Data records:
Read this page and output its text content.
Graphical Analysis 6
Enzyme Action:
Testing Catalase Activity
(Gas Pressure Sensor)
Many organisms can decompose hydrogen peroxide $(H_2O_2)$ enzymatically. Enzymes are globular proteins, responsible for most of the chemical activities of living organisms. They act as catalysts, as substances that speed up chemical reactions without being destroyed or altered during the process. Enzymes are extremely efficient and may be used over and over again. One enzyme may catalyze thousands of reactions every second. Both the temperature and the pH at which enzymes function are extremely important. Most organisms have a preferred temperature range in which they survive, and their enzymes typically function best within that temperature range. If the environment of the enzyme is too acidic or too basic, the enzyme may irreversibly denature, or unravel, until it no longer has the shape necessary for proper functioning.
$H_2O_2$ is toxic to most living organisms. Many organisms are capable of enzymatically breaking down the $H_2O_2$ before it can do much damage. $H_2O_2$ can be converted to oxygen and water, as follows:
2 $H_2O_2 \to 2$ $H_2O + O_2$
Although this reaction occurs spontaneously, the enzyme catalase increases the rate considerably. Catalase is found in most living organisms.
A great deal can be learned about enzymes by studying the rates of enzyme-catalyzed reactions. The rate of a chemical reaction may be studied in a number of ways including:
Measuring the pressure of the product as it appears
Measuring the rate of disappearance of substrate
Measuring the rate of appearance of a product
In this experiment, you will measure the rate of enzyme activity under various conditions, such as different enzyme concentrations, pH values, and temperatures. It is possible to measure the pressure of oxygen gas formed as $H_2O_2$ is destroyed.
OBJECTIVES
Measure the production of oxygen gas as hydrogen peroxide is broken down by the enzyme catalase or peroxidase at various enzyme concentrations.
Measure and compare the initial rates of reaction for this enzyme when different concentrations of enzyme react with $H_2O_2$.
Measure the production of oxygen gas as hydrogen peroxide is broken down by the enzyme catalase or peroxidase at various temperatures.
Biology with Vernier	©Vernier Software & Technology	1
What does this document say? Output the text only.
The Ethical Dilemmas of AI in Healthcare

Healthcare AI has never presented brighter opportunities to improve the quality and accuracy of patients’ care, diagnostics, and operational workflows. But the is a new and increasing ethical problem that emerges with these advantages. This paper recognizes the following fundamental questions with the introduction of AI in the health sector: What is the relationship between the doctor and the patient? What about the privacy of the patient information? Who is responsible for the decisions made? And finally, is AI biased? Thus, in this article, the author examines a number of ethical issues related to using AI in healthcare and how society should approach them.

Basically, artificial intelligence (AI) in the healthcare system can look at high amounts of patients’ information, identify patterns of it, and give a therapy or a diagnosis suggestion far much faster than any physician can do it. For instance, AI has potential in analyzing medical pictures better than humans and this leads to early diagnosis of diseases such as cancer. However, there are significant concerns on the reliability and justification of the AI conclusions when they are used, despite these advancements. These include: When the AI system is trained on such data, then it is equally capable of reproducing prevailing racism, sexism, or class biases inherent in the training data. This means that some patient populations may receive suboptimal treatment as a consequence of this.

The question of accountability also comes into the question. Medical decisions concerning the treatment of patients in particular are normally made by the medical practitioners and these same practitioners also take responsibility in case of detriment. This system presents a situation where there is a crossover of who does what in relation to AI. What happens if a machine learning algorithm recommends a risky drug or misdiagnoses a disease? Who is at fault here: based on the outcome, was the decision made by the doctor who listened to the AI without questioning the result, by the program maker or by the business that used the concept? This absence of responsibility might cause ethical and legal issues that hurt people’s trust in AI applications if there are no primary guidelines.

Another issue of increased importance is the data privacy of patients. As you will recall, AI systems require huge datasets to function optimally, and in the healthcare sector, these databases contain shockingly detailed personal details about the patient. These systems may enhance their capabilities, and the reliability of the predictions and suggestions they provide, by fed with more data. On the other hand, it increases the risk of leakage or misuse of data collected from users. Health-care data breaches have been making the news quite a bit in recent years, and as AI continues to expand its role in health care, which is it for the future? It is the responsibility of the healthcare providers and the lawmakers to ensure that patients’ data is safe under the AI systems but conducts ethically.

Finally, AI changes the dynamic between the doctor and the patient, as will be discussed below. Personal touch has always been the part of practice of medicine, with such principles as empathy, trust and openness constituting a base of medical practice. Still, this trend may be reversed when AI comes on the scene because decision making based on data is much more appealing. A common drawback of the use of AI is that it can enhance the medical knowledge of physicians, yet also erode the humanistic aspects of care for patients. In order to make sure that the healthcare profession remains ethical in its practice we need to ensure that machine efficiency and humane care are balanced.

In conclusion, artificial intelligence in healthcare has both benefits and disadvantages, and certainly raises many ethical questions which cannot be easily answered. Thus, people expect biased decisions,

Work order:
Take every line above that includes the string "various" and return it.

Worked solution:
In this experiment, you will measure the rate of enzyme activity under various conditions, such as different enzyme concentrations, pH values, and temperatures. It is possible to measure the pressure of oxygen gas formed as $H_2O_2$ is destroyed.
Measure the production of oxygen gas as hydrogen peroxide is broken down by the enzyme catalase or peroxidase at various enzyme concentrations.
Measure the production of oxygen gas as hydrogen peroxide is broken down by the enzyme catalase or peroxidase at various temperatures.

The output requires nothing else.